* Available records:
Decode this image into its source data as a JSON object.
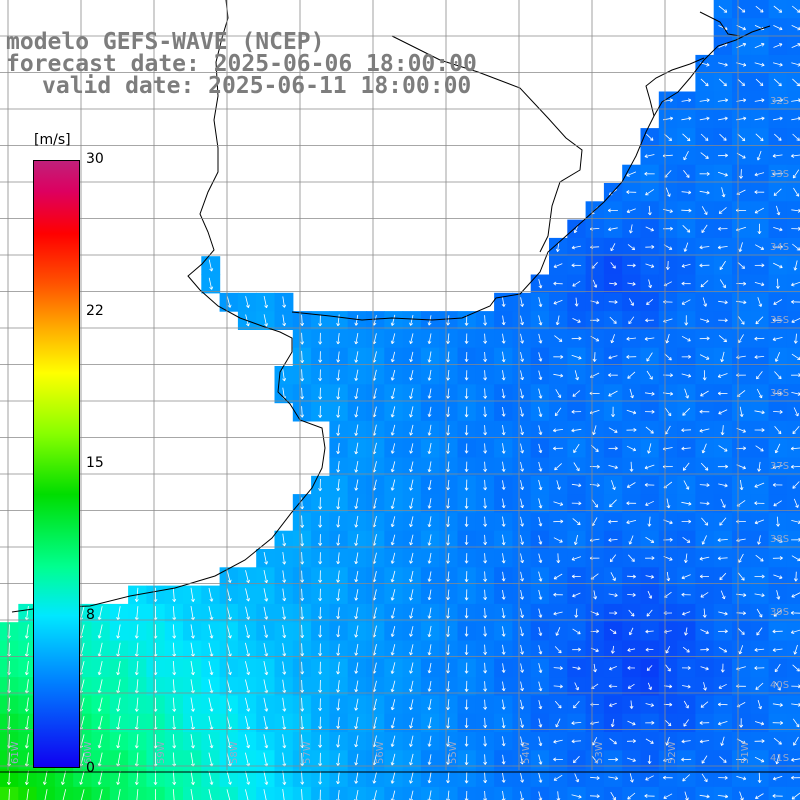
{
  "title": {
    "line1": "modelo GEFS-WAVE (NCEP)",
    "line2": "forecast date: 2025-06-06 18:00:00",
    "line3": "valid date: 2025-06-11 18:00:00"
  },
  "colorbar": {
    "unit": "[m/s]",
    "ticks": [
      "30",
      "22",
      "15",
      "8",
      "0"
    ],
    "tick_values": [
      30,
      22,
      15,
      8,
      0
    ],
    "range": [
      0,
      30
    ]
  },
  "lat_labels": [
    "32S",
    "33S",
    "34S",
    "35S",
    "36S",
    "37S",
    "38S",
    "39S",
    "40S",
    "41S"
  ],
  "lon_labels": [
    "61W",
    "60W",
    "59W",
    "58W",
    "57W",
    "56W",
    "55W",
    "54W",
    "53W",
    "52W",
    "51W"
  ],
  "colors": {
    "land": "#ffffff",
    "grid": "#8a8a8a",
    "coast": "#000000",
    "arrow": "#ffffff",
    "title": "#7d7d7d"
  }
}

* The problem:
Transcribe the listing in full and omit the pictures.

* Answer for the task:
Decode this image into its source data as a JSON object.
{
  "title": {
    "line1": "modelo GEFS-WAVE (NCEP)",
    "line2": "forecast date: 2025-06-06 18:00:00",
    "line3": "valid date: 2025-06-11 18:00:00"
  },
  "colorbar": {
    "unit": "[m/s]",
    "ticks": [
      "30",
      "22",
      "15",
      "8",
      "0"
    ],
    "tick_values": [
      30,
      22,
      15,
      8,
      0
    ],
    "range": [
      0,
      30
    ]
  },
  "lat_labels": [
    "32S",
    "33S",
    "34S",
    "35S",
    "36S",
    "37S",
    "38S",
    "39S",
    "40S",
    "41S"
  ],
  "lon_labels": [
    "61W",
    "60W",
    "59W",
    "58W",
    "57W",
    "56W",
    "55W",
    "54W",
    "53W",
    "52W",
    "51W"
  ],
  "colors": {
    "land": "#ffffff",
    "grid": "#8a8a8a",
    "coast": "#000000",
    "arrow": "#ffffff",
    "title": "#7d7d7d"
  }
}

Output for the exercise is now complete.